### TASK INSTRUCTIONS
In the listing below, locate the lines bearing the word "毛细血管". Copy every one of them.

Data excerpts
+-------+

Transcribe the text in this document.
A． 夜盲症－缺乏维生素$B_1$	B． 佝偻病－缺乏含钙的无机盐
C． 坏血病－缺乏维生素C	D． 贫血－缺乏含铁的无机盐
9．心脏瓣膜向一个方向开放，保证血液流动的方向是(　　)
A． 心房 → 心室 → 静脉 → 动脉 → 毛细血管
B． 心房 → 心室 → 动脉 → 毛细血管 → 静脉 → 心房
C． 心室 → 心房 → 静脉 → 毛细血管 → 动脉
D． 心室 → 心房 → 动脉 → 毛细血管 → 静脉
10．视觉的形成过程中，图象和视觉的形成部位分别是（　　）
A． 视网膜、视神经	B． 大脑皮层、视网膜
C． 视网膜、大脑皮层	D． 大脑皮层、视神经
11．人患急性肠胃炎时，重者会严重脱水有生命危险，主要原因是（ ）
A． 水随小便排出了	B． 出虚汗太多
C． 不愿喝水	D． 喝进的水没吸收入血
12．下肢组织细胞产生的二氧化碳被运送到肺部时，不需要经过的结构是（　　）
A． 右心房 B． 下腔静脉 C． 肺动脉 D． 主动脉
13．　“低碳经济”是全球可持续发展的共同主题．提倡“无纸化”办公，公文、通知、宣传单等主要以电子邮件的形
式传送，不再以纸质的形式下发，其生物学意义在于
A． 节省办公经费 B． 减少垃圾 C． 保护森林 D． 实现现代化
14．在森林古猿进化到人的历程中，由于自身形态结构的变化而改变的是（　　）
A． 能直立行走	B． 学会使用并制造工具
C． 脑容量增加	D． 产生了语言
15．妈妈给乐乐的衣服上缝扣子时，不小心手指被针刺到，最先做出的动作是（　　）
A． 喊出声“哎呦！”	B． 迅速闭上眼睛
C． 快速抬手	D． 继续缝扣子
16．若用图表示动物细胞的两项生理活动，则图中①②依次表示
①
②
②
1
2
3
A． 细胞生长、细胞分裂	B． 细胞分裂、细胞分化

+-------+

### THE OUTPUT
A． 心房 → 心室 → 静脉 → 动脉 → 毛细血管
B． 心房 → 心室 → 动脉 → 毛细血管 → 静脉 → 心房
C． 心室 → 心房 → 静脉 → 毛细血管 → 动脉
D． 心室 → 心房 → 动脉 → 毛细血管 → 静脉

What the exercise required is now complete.